Say how many lines contain the word "towarów" and give no other text.

::::::

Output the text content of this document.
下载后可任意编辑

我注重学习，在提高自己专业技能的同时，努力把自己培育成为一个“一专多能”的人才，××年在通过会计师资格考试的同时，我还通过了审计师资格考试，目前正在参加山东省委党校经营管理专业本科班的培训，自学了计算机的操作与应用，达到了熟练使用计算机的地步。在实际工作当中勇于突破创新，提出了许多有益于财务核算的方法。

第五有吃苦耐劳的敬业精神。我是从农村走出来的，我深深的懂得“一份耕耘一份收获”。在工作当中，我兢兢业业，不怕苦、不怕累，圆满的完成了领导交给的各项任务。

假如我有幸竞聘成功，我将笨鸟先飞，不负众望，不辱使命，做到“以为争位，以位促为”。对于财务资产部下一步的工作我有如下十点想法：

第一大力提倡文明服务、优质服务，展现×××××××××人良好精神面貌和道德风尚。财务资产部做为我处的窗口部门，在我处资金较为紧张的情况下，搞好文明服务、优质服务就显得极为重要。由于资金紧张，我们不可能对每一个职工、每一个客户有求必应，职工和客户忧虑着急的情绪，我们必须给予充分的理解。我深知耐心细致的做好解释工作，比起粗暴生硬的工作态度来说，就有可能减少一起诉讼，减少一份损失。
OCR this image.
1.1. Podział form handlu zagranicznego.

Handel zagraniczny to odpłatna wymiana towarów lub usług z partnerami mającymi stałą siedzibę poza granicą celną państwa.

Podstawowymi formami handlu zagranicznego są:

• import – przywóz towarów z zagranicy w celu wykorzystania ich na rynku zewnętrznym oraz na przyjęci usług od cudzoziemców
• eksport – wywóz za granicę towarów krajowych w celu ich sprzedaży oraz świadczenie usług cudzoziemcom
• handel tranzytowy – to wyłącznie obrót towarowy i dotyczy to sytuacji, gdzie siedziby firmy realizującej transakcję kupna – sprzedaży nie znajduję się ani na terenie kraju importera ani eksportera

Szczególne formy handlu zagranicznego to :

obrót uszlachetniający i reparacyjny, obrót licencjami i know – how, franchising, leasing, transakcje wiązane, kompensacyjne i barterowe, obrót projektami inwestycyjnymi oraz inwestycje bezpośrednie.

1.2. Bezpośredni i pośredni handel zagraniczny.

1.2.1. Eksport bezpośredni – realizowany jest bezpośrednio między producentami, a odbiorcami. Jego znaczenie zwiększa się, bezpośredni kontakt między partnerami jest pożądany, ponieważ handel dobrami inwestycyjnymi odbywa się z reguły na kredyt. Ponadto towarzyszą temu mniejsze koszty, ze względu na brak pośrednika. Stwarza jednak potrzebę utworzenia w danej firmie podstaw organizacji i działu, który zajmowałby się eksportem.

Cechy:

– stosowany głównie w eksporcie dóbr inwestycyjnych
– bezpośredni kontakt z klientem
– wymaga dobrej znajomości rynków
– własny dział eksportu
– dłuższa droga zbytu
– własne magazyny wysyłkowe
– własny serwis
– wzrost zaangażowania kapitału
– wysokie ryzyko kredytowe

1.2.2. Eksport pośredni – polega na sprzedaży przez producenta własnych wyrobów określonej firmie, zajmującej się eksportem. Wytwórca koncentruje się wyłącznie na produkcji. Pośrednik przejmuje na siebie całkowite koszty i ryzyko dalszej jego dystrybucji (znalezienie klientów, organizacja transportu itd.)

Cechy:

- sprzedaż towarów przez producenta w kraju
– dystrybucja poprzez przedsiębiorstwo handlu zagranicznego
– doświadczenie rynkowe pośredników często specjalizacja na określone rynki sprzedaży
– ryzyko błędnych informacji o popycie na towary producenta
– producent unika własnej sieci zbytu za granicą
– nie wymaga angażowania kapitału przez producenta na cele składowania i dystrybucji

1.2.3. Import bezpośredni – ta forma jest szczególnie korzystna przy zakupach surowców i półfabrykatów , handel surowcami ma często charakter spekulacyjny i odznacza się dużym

::::::

__TASK SOLUTION__: 4